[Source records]
——————

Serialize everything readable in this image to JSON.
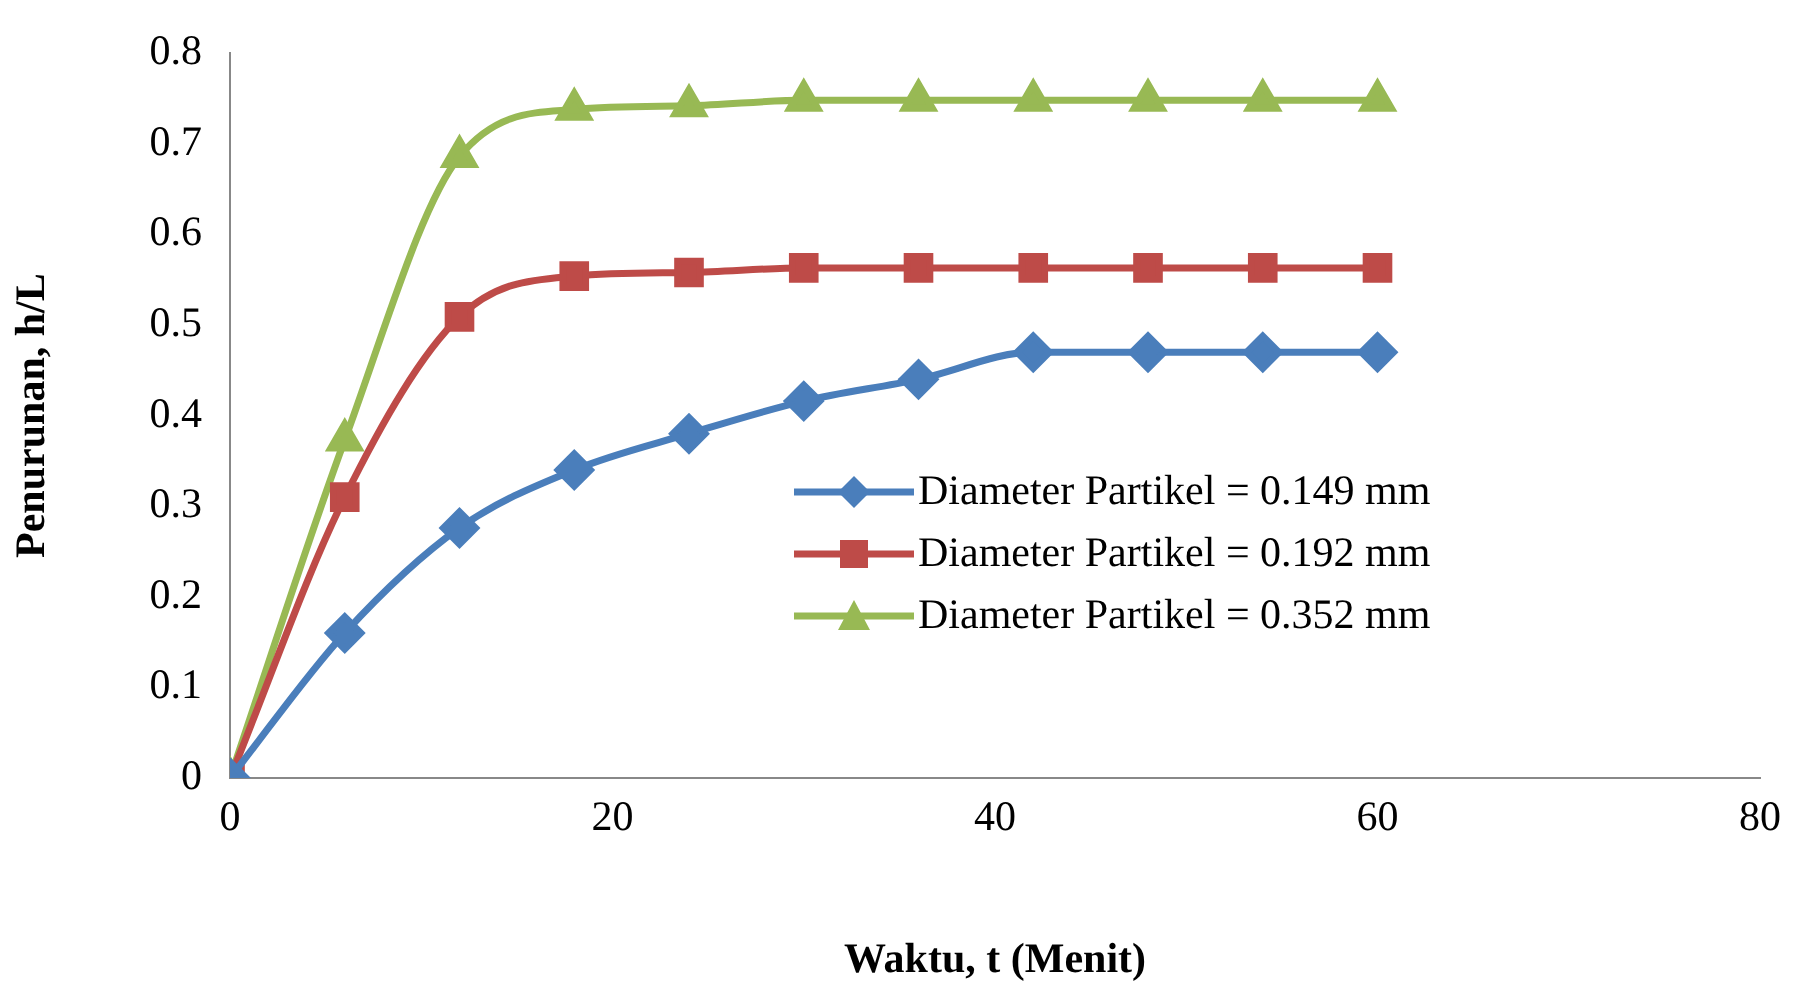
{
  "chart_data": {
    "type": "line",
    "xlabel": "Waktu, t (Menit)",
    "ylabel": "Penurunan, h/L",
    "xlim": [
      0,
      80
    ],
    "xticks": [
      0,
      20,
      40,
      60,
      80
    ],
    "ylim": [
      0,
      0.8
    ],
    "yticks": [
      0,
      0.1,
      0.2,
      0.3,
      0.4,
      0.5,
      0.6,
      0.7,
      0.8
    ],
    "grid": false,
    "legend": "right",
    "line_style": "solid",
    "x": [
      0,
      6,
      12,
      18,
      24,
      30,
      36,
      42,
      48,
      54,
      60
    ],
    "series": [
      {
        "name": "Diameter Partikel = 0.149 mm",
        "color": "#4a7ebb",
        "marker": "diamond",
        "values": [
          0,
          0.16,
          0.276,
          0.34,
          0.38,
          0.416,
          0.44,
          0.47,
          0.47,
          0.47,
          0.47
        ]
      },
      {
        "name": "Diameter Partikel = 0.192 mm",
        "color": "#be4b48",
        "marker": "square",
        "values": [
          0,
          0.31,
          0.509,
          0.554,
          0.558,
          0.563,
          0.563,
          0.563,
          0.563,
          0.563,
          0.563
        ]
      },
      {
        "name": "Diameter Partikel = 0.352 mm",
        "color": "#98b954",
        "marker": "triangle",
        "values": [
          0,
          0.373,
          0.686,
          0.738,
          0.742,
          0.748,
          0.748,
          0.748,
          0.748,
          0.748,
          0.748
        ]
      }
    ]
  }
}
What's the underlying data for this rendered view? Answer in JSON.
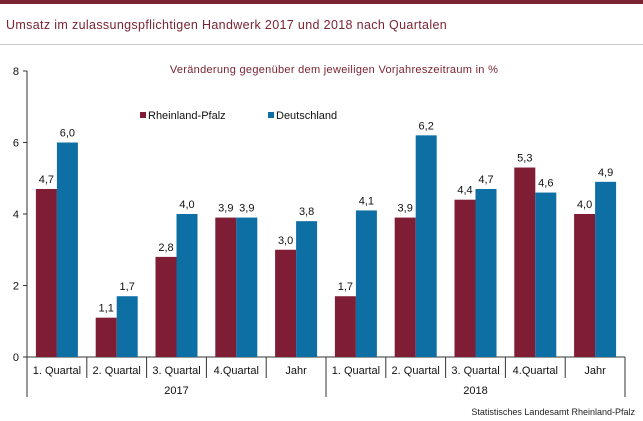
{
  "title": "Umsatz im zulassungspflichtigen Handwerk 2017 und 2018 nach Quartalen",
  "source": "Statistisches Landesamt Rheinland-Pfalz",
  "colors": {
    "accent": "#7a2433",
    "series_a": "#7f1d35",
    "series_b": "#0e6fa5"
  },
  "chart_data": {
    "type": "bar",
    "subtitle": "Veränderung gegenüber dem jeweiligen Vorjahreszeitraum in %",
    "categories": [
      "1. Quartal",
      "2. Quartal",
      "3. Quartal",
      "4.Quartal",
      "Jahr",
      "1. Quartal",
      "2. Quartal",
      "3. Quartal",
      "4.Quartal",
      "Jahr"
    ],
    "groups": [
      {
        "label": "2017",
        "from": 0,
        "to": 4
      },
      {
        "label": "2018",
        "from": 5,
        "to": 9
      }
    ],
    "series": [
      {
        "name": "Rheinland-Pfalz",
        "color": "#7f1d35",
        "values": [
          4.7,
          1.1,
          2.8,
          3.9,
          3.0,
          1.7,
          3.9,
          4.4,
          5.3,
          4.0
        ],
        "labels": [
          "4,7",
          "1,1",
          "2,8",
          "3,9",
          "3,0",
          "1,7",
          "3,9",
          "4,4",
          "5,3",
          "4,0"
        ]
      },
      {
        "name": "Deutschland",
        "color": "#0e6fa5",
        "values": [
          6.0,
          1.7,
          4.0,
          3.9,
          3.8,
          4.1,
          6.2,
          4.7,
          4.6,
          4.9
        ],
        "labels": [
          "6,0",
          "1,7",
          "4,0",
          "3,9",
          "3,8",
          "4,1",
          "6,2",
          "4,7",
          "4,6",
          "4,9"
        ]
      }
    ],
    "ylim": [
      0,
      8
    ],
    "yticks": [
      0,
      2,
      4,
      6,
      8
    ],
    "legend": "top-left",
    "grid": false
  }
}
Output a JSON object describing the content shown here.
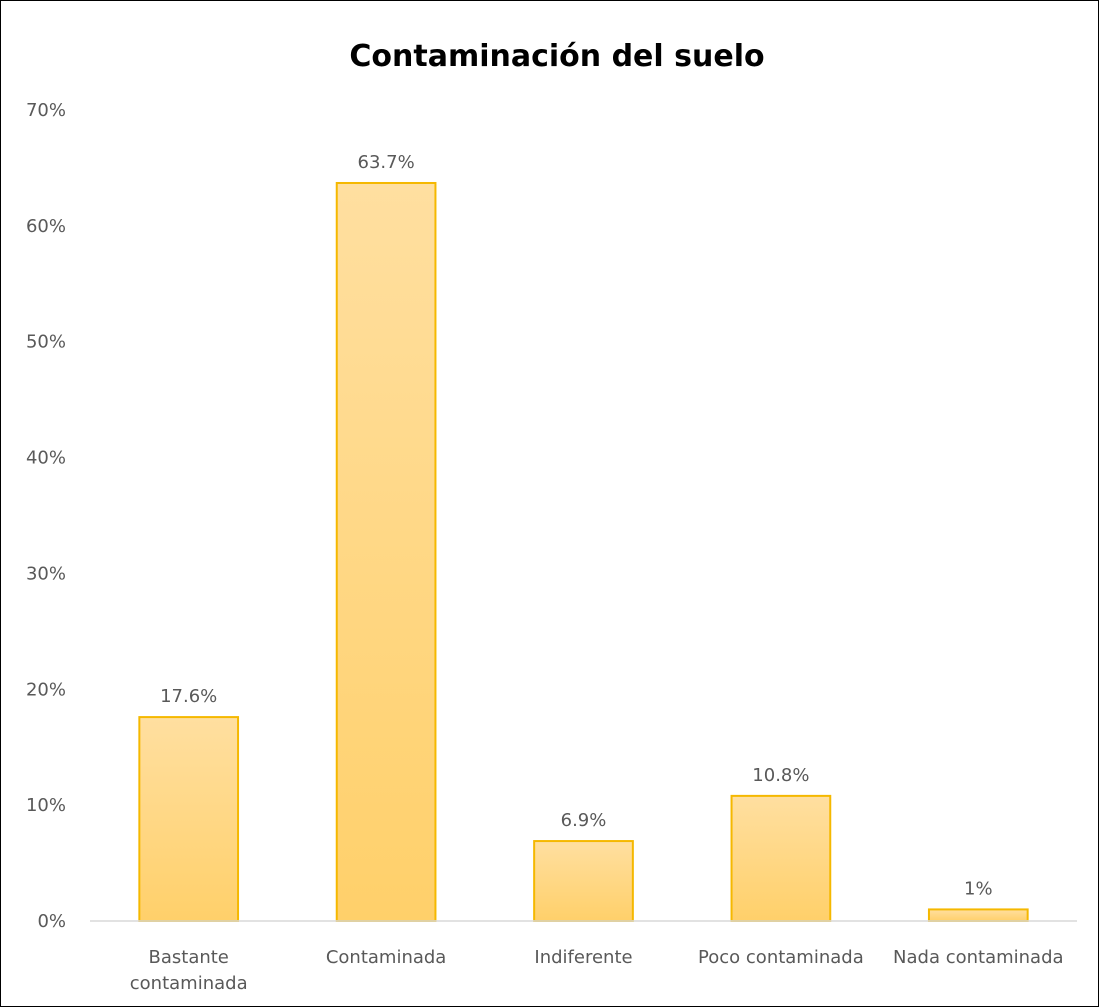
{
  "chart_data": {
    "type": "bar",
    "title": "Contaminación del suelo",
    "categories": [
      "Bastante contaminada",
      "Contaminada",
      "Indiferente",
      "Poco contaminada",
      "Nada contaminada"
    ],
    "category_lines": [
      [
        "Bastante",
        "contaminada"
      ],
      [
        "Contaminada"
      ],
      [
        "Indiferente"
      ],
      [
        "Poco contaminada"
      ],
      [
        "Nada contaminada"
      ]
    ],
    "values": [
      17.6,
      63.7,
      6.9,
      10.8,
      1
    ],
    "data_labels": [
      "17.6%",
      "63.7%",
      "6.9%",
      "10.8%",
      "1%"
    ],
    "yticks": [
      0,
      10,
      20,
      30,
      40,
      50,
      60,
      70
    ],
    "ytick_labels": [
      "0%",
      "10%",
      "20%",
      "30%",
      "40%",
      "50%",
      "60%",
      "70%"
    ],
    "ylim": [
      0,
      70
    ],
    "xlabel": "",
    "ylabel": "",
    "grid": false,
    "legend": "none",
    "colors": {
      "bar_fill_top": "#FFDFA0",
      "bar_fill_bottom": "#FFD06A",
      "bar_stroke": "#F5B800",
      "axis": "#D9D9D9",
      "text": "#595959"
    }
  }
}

——————

Ignore the images and quote every line of the listing exactly.

• [SOLUTION BELOW]:
Serialize everything readable in this image to JSON.
{
  "chart_data": {
    "type": "line",
    "xlabel": "Waktu, t (Menit)",
    "ylabel": "Penurunan, h/L",
    "xlim": [
      0,
      80
    ],
    "xticks": [
      0,
      20,
      40,
      60,
      80
    ],
    "ylim": [
      0,
      0.8
    ],
    "yticks": [
      0,
      0.1,
      0.2,
      0.3,
      0.4,
      0.5,
      0.6,
      0.7,
      0.8
    ],
    "grid": false,
    "legend": "right",
    "line_style": "solid",
    "x": [
      0,
      6,
      12,
      18,
      24,
      30,
      36,
      42,
      48,
      54,
      60
    ],
    "series": [
      {
        "name": "Diameter Partikel = 0.149 mm",
        "color": "#4a7ebb",
        "marker": "diamond",
        "values": [
          0,
          0.16,
          0.276,
          0.34,
          0.38,
          0.416,
          0.44,
          0.47,
          0.47,
          0.47,
          0.47
        ]
      },
      {
        "name": "Diameter Partikel = 0.192 mm",
        "color": "#be4b48",
        "marker": "square",
        "values": [
          0,
          0.31,
          0.509,
          0.554,
          0.558,
          0.563,
          0.563,
          0.563,
          0.563,
          0.563,
          0.563
        ]
      },
      {
        "name": "Diameter Partikel = 0.352 mm",
        "color": "#98b954",
        "marker": "triangle",
        "values": [
          0,
          0.373,
          0.686,
          0.738,
          0.742,
          0.748,
          0.748,
          0.748,
          0.748,
          0.748,
          0.748
        ]
      }
    ]
  }
}
What's the underlying data for this rendered view? Answer in JSON.
{
  "title": "Umsatz im zulassungspflichtigen Handwerk 2017 und 2018 nach Quartalen",
  "source": "Statistisches Landesamt Rheinland-Pfalz",
  "colors": {
    "accent": "#7a2433",
    "series_a": "#7f1d35",
    "series_b": "#0e6fa5"
  },
  "chart_data": {
    "type": "bar",
    "subtitle": "Veränderung gegenüber dem jeweiligen Vorjahreszeitraum in %",
    "categories": [
      "1. Quartal",
      "2. Quartal",
      "3. Quartal",
      "4.Quartal",
      "Jahr",
      "1. Quartal",
      "2. Quartal",
      "3. Quartal",
      "4.Quartal",
      "Jahr"
    ],
    "groups": [
      {
        "label": "2017",
        "from": 0,
        "to": 4
      },
      {
        "label": "2018",
        "from": 5,
        "to": 9
      }
    ],
    "series": [
      {
        "name": "Rheinland-Pfalz",
        "color": "#7f1d35",
        "values": [
          4.7,
          1.1,
          2.8,
          3.9,
          3.0,
          1.7,
          3.9,
          4.4,
          5.3,
          4.0
        ],
        "labels": [
          "4,7",
          "1,1",
          "2,8",
          "3,9",
          "3,0",
          "1,7",
          "3,9",
          "4,4",
          "5,3",
          "4,0"
        ]
      },
      {
        "name": "Deutschland",
        "color": "#0e6fa5",
        "values": [
          6.0,
          1.7,
          4.0,
          3.9,
          3.8,
          4.1,
          6.2,
          4.7,
          4.6,
          4.9
        ],
        "labels": [
          "6,0",
          "1,7",
          "4,0",
          "3,9",
          "3,8",
          "4,1",
          "6,2",
          "4,7",
          "4,6",
          "4,9"
        ]
      }
    ],
    "ylim": [
      0,
      8
    ],
    "yticks": [
      0,
      2,
      4,
      6,
      8
    ],
    "legend": "top-left",
    "grid": false
  }
}
Output a JSON object describing the content shown here.
{
  "chart_data": {
    "type": "bar",
    "title": "Contaminación del suelo",
    "categories": [
      "Bastante contaminada",
      "Contaminada",
      "Indiferente",
      "Poco contaminada",
      "Nada contaminada"
    ],
    "category_lines": [
      [
        "Bastante",
        "contaminada"
      ],
      [
        "Contaminada"
      ],
      [
        "Indiferente"
      ],
      [
        "Poco contaminada"
      ],
      [
        "Nada contaminada"
      ]
    ],
    "values": [
      17.6,
      63.7,
      6.9,
      10.8,
      1
    ],
    "data_labels": [
      "17.6%",
      "63.7%",
      "6.9%",
      "10.8%",
      "1%"
    ],
    "yticks": [
      0,
      10,
      20,
      30,
      40,
      50,
      60,
      70
    ],
    "ytick_labels": [
      "0%",
      "10%",
      "20%",
      "30%",
      "40%",
      "50%",
      "60%",
      "70%"
    ],
    "ylim": [
      0,
      70
    ],
    "xlabel": "",
    "ylabel": "",
    "grid": false,
    "legend": "none",
    "colors": {
      "bar_fill_top": "#FFDFA0",
      "bar_fill_bottom": "#FFD06A",
      "bar_stroke": "#F5B800",
      "axis": "#D9D9D9",
      "text": "#595959"
    }
  }
}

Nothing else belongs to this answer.